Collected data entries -

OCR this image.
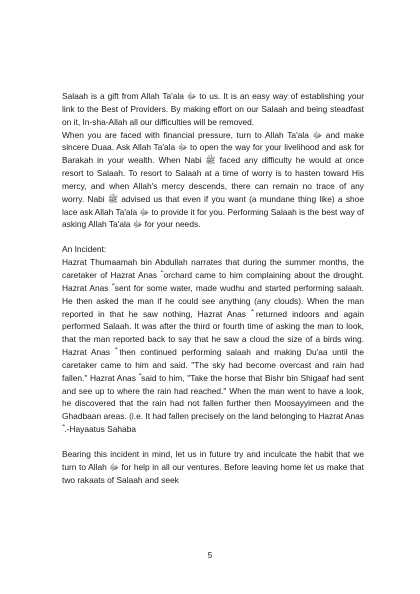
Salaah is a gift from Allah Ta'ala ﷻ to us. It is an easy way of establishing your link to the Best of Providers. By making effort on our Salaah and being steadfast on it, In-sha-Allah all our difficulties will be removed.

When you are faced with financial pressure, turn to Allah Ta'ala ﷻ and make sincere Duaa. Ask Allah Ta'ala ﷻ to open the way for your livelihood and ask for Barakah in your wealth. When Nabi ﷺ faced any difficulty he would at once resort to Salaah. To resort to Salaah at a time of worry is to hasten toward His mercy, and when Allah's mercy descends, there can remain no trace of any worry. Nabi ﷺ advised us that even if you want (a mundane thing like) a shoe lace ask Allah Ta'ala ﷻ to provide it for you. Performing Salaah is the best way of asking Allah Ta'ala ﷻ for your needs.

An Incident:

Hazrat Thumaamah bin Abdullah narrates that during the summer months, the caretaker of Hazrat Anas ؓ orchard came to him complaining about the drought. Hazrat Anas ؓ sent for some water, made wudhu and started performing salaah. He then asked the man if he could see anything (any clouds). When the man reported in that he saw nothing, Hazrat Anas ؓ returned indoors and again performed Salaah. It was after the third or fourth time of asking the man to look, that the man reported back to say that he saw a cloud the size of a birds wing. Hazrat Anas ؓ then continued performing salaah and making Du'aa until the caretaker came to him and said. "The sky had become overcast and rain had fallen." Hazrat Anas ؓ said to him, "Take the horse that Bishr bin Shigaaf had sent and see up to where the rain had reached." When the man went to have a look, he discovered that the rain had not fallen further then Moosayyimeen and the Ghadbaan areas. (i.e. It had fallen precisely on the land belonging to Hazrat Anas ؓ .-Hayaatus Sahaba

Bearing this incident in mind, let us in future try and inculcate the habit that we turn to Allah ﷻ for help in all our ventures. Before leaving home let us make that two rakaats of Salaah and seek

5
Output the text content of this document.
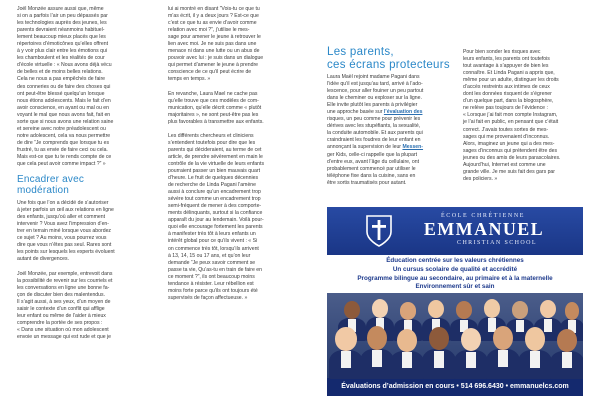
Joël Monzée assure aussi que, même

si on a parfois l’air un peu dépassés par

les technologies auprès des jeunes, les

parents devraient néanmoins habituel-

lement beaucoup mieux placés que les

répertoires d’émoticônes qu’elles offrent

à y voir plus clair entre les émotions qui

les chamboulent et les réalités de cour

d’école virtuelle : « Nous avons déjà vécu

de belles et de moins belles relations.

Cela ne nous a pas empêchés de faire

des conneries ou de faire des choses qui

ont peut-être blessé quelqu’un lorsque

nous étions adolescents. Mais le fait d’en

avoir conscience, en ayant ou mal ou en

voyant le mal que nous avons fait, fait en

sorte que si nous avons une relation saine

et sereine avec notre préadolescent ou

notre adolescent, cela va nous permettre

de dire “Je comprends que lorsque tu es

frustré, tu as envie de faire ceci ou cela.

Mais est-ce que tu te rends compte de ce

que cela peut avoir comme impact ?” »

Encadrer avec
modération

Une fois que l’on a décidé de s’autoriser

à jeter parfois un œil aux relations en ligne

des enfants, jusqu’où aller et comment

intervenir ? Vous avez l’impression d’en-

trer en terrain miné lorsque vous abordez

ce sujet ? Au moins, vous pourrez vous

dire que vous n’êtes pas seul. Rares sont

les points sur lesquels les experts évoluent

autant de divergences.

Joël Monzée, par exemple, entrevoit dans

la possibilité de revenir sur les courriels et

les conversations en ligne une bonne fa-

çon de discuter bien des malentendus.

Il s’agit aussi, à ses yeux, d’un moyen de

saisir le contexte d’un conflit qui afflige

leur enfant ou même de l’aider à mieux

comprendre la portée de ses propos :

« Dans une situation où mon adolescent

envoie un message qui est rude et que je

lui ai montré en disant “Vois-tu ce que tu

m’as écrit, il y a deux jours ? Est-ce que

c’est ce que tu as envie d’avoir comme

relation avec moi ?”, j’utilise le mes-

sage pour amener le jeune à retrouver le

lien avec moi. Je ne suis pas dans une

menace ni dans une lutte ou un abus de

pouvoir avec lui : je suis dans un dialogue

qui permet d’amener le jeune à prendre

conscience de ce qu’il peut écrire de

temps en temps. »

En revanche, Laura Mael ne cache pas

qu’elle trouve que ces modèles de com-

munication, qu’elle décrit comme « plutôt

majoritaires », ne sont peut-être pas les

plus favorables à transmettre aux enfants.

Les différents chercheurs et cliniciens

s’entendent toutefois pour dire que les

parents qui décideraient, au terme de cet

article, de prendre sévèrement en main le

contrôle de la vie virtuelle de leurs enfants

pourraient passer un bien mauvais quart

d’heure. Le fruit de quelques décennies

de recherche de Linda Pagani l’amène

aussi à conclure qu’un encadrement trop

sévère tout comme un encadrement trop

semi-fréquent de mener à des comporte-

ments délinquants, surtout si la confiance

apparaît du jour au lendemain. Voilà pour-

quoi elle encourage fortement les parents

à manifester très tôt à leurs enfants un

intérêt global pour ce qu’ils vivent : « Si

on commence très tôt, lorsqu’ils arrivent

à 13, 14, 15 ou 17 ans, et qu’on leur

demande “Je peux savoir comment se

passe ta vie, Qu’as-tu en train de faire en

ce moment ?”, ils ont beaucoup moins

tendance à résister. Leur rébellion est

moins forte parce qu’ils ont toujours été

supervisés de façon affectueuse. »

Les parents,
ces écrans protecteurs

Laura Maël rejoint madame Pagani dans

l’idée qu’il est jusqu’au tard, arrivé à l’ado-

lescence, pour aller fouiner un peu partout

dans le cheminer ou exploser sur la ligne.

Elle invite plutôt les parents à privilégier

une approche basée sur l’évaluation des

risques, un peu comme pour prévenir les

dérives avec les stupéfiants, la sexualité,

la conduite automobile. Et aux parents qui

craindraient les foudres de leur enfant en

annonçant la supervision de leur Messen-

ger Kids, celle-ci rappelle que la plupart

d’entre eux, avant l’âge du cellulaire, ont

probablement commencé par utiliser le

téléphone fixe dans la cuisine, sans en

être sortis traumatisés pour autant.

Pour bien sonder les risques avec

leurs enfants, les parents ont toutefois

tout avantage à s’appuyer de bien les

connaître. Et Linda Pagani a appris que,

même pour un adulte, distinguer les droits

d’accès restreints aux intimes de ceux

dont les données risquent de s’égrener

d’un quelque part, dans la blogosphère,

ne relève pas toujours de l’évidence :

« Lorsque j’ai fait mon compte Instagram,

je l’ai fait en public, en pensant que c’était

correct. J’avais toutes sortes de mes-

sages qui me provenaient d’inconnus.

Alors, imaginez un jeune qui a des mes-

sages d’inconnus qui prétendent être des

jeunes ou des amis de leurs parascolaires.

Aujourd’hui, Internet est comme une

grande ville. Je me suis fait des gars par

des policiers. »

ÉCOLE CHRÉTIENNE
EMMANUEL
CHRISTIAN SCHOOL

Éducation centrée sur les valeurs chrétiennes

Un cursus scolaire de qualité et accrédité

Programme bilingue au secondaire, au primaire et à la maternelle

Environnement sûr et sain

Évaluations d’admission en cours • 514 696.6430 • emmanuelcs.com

The exercise - Copy out each record shown above without alteration, skipping any picture.

Answer for this exercise -
OCR this image.
Salaah is a gift from Allah Ta'ala ﷻ to us. It is an easy way of establishing your link to the Best of Providers. By making effort on our Salaah and being steadfast on it, In-sha-Allah all our difficulties will be removed.

When you are faced with financial pressure, turn to Allah Ta'ala ﷻ and make sincere Duaa. Ask Allah Ta'ala ﷻ to open the way for your livelihood and ask for Barakah in your wealth. When Nabi ﷺ faced any difficulty he would at once resort to Salaah. To resort to Salaah at a time of worry is to hasten toward His mercy, and when Allah's mercy descends, there can remain no trace of any worry. Nabi ﷺ advised us that even if you want (a mundane thing like) a shoe lace ask Allah Ta'ala ﷻ to provide it for you. Performing Salaah is the best way of asking Allah Ta'ala ﷻ for your needs.

An Incident:

Hazrat Thumaamah bin Abdullah narrates that during the summer months, the caretaker of Hazrat Anas ؓ orchard came to him complaining about the drought. Hazrat Anas ؓ sent for some water, made wudhu and started performing salaah. He then asked the man if he could see anything (any clouds). When the man reported in that he saw nothing, Hazrat Anas ؓ returned indoors and again performed Salaah. It was after the third or fourth time of asking the man to look, that the man reported back to say that he saw a cloud the size of a birds wing. Hazrat Anas ؓ then continued performing salaah and making Du'aa until the caretaker came to him and said. "The sky had become overcast and rain had fallen." Hazrat Anas ؓ said to him, "Take the horse that Bishr bin Shigaaf had sent and see up to where the rain had reached." When the man went to have a look, he discovered that the rain had not fallen further then Moosayyimeen and the Ghadbaan areas. (i.e. It had fallen precisely on the land belonging to Hazrat Anas ؓ .-Hayaatus Sahaba

Bearing this incident in mind, let us in future try and inculcate the habit that we turn to Allah ﷻ for help in all our ventures. Before leaving home let us make that two rakaats of Salaah and seek

5
Output the text content of this document.
Joël Monzée assure aussi que, même

si on a parfois l’air un peu dépassés par

les technologies auprès des jeunes, les

parents devraient néanmoins habituel-

lement beaucoup mieux placés que les

répertoires d’émoticônes qu’elles offrent

à y voir plus clair entre les émotions qui

les chamboulent et les réalités de cour

d’école virtuelle : « Nous avons déjà vécu

de belles et de moins belles relations.

Cela ne nous a pas empêchés de faire

des conneries ou de faire des choses qui

ont peut-être blessé quelqu’un lorsque

nous étions adolescents. Mais le fait d’en

avoir conscience, en ayant ou mal ou en

voyant le mal que nous avons fait, fait en

sorte que si nous avons une relation saine

et sereine avec notre préadolescent ou

notre adolescent, cela va nous permettre

de dire “Je comprends que lorsque tu es

frustré, tu as envie de faire ceci ou cela.

Mais est-ce que tu te rends compte de ce

que cela peut avoir comme impact ?” »

Encadrer avec
modération

Une fois que l’on a décidé de s’autoriser

à jeter parfois un œil aux relations en ligne

des enfants, jusqu’où aller et comment

intervenir ? Vous avez l’impression d’en-

trer en terrain miné lorsque vous abordez

ce sujet ? Au moins, vous pourrez vous

dire que vous n’êtes pas seul. Rares sont

les points sur lesquels les experts évoluent

autant de divergences.

Joël Monzée, par exemple, entrevoit dans

la possibilité de revenir sur les courriels et

les conversations en ligne une bonne fa-

çon de discuter bien des malentendus.

Il s’agit aussi, à ses yeux, d’un moyen de

saisir le contexte d’un conflit qui afflige

leur enfant ou même de l’aider à mieux

comprendre la portée de ses propos :

« Dans une situation où mon adolescent

envoie un message qui est rude et que je

lui ai montré en disant “Vois-tu ce que tu

m’as écrit, il y a deux jours ? Est-ce que

c’est ce que tu as envie d’avoir comme

relation avec moi ?”, j’utilise le mes-

sage pour amener le jeune à retrouver le

lien avec moi. Je ne suis pas dans une

menace ni dans une lutte ou un abus de

pouvoir avec lui : je suis dans un dialogue

qui permet d’amener le jeune à prendre

conscience de ce qu’il peut écrire de

temps en temps. »

En revanche, Laura Mael ne cache pas

qu’elle trouve que ces modèles de com-

munication, qu’elle décrit comme « plutôt

majoritaires », ne sont peut-être pas les

plus favorables à transmettre aux enfants.

Les différents chercheurs et cliniciens

s’entendent toutefois pour dire que les

parents qui décideraient, au terme de cet

article, de prendre sévèrement en main le

contrôle de la vie virtuelle de leurs enfants

pourraient passer un bien mauvais quart

d’heure. Le fruit de quelques décennies

de recherche de Linda Pagani l’amène

aussi à conclure qu’un encadrement trop

sévère tout comme un encadrement trop

semi-fréquent de mener à des comporte-

ments délinquants, surtout si la confiance

apparaît du jour au lendemain. Voilà pour-

quoi elle encourage fortement les parents

à manifester très tôt à leurs enfants un

intérêt global pour ce qu’ils vivent : « Si

on commence très tôt, lorsqu’ils arrivent

à 13, 14, 15 ou 17 ans, et qu’on leur

demande “Je peux savoir comment se

passe ta vie, Qu’as-tu en train de faire en

ce moment ?”, ils ont beaucoup moins

tendance à résister. Leur rébellion est

moins forte parce qu’ils ont toujours été

supervisés de façon affectueuse. »

Les parents,
ces écrans protecteurs

Laura Maël rejoint madame Pagani dans

l’idée qu’il est jusqu’au tard, arrivé à l’ado-

lescence, pour aller fouiner un peu partout

dans le cheminer ou exploser sur la ligne.

Elle invite plutôt les parents à privilégier

une approche basée sur l’évaluation des

risques, un peu comme pour prévenir les

dérives avec les stupéfiants, la sexualité,

la conduite automobile. Et aux parents qui

craindraient les foudres de leur enfant en

annonçant la supervision de leur Messen-

ger Kids, celle-ci rappelle que la plupart

d’entre eux, avant l’âge du cellulaire, ont

probablement commencé par utiliser le

téléphone fixe dans la cuisine, sans en

être sortis traumatisés pour autant.

Pour bien sonder les risques avec

leurs enfants, les parents ont toutefois

tout avantage à s’appuyer de bien les

connaître. Et Linda Pagani a appris que,

même pour un adulte, distinguer les droits

d’accès restreints aux intimes de ceux

dont les données risquent de s’égrener

d’un quelque part, dans la blogosphère,

ne relève pas toujours de l’évidence :

« Lorsque j’ai fait mon compte Instagram,

je l’ai fait en public, en pensant que c’était

correct. J’avais toutes sortes de mes-

sages qui me provenaient d’inconnus.

Alors, imaginez un jeune qui a des mes-

sages d’inconnus qui prétendent être des

jeunes ou des amis de leurs parascolaires.

Aujourd’hui, Internet est comme une

grande ville. Je me suis fait des gars par

des policiers. »

ÉCOLE CHRÉTIENNE
EMMANUEL
CHRISTIAN SCHOOL

Éducation centrée sur les valeurs chrétiennes

Un cursus scolaire de qualité et accrédité

Programme bilingue au secondaire, au primaire et à la maternelle

Environnement sûr et sain

Évaluations d’admission en cours • 514 696.6430 • emmanuelcs.com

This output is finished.